Extract provided:
**********

Events during the year 1994 in Northern Ireland.

Incumbents
 Secretary of State - Patrick Mayhew

Events
2 June - 1994 Scotland RAF Chinook crash: A Royal Air Force Chinook helicopter carrying almost all the United Kingdom's senior Northern Ireland intelligence experts, crashes on the Mull of Kintyre, Scotland, killing all 25 passengers and 4 crew members.
18 June - Loughinisland massacre: Members of the loyalist Ulster Volunteer Force attack a crowded bar at Loughinisland in County Down with assault rifles, killing six.
31 August - The Provisional Irish Republican Army announces a complete cessation of military operations.
6 September - Taoiseach Albert Reynolds, John Hume and Gerry Adams hold an historic meeting at Government Buildings in Dublin. All three pledge their commitment to the democratic idea.
13 October - Loyalist paramilitary groups announce a ceasefire six weeks after the IRA.
Armagh is restored to city status in the United Kingdom.
Lagan Weir in Belfast is completed.
Northern Ireland population estimated to be 1,643,700.

Arts and literature
18 May - Anne Devlin's play After Easter is premiered in Stratford-upon-Avon and wins her the Lloyds Playwright of the Year award.

**********

Data entries:
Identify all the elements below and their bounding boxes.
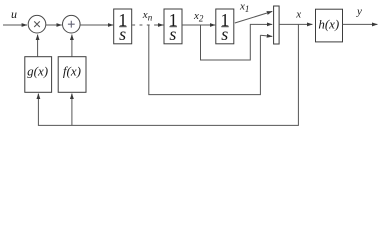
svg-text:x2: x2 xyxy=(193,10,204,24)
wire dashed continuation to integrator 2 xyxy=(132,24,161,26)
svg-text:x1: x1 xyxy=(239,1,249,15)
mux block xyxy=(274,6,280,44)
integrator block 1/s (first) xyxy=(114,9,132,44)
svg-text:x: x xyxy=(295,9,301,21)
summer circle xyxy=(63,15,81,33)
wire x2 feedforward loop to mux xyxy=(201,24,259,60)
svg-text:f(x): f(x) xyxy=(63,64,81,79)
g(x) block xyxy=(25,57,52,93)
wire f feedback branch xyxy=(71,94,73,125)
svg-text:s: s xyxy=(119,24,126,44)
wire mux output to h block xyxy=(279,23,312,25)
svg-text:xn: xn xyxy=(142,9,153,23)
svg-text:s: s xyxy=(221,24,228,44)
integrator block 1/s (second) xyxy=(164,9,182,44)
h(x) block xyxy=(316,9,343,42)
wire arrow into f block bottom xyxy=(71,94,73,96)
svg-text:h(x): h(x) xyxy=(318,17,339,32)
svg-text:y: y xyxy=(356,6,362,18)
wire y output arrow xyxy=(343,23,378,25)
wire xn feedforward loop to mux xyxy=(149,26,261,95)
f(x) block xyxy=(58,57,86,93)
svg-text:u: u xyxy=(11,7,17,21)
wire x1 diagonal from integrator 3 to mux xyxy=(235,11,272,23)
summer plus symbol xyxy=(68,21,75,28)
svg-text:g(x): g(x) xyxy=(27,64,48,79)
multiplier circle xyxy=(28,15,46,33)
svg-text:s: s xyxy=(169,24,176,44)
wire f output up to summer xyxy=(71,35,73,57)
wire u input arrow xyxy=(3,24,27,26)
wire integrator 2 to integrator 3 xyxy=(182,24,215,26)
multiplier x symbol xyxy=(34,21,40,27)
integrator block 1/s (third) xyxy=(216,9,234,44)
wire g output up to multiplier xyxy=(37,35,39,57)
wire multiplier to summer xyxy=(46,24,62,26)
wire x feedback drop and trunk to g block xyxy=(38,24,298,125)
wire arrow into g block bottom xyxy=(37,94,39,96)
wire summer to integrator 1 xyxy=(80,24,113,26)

**********

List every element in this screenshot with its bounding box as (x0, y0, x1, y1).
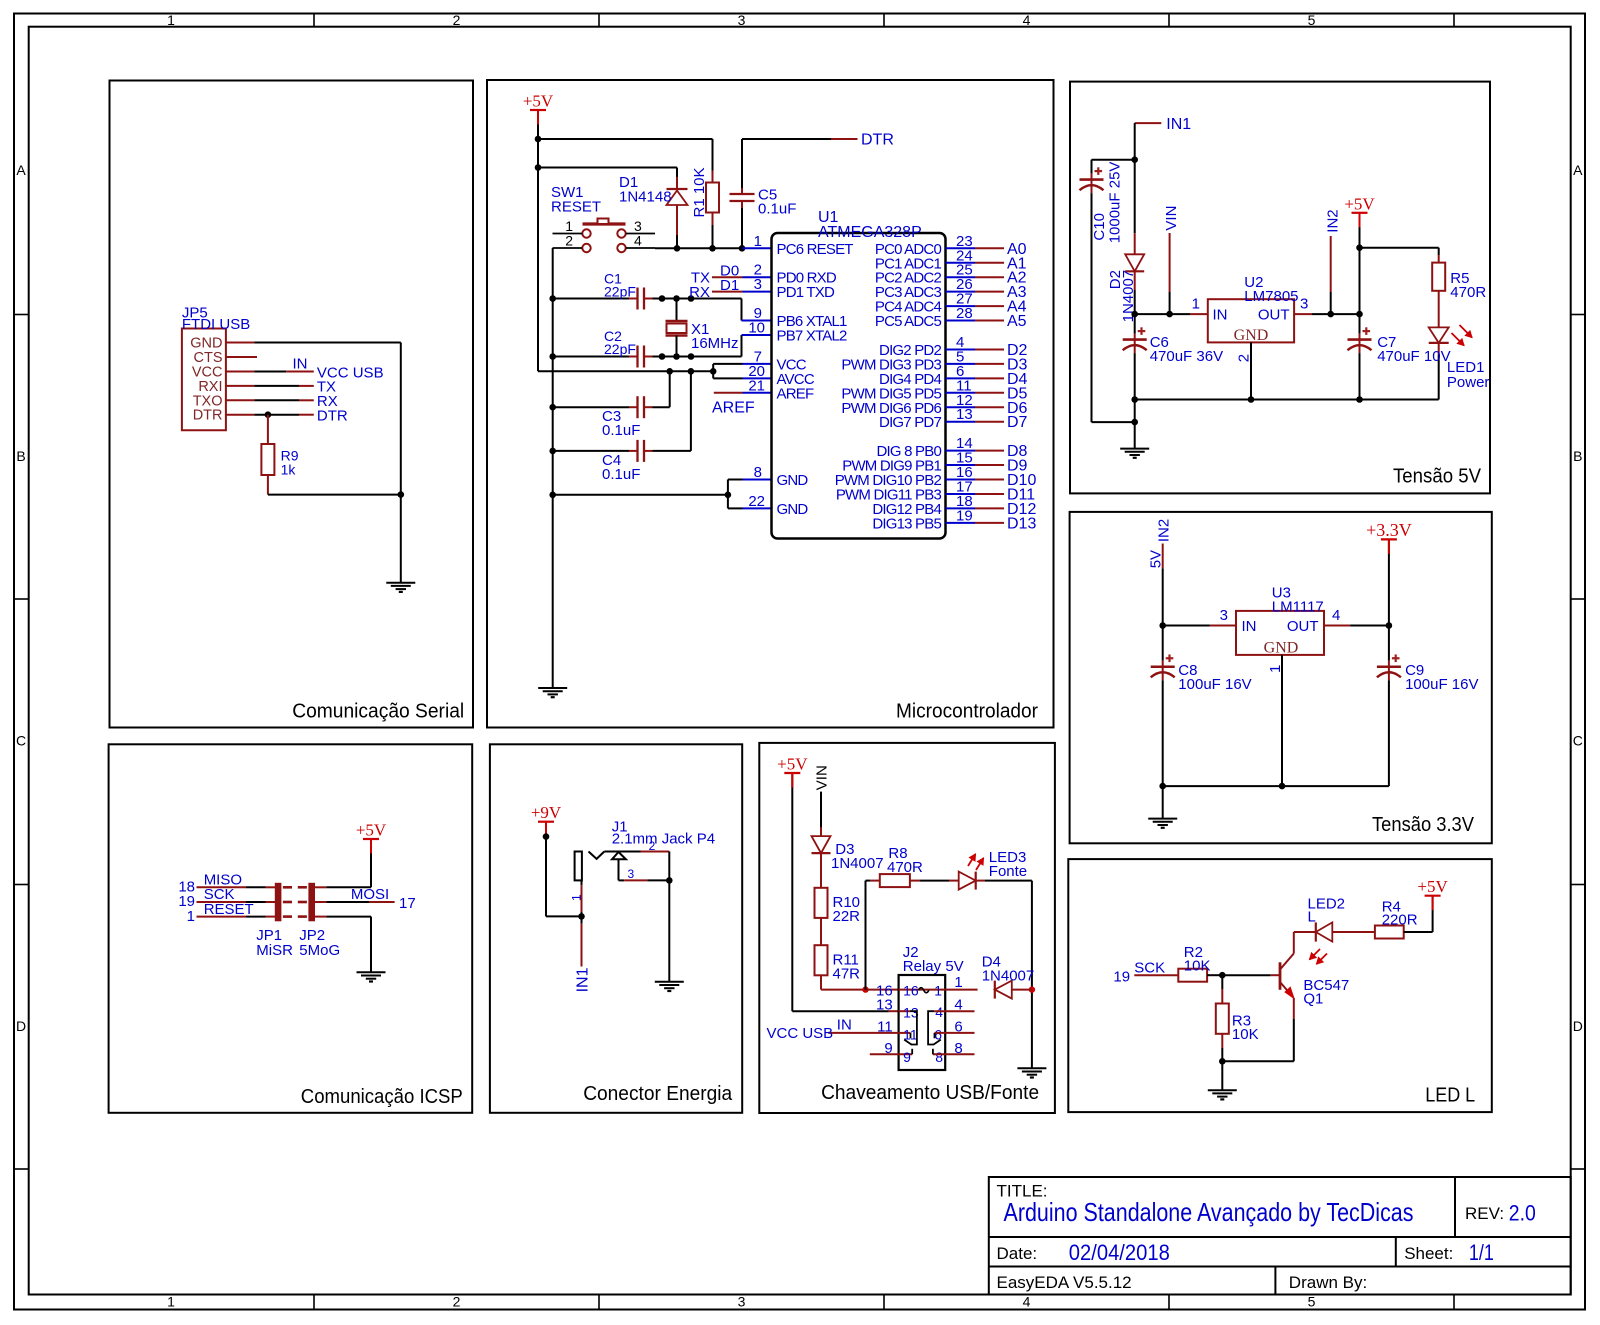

**********

Objective:
Name every person mentioned by name in the text on 1994 in Northern Ireland.

Exercise response:
Patrick Mayhew, Albert Reynolds, John Hume, Gerry Adams, Anne Devlin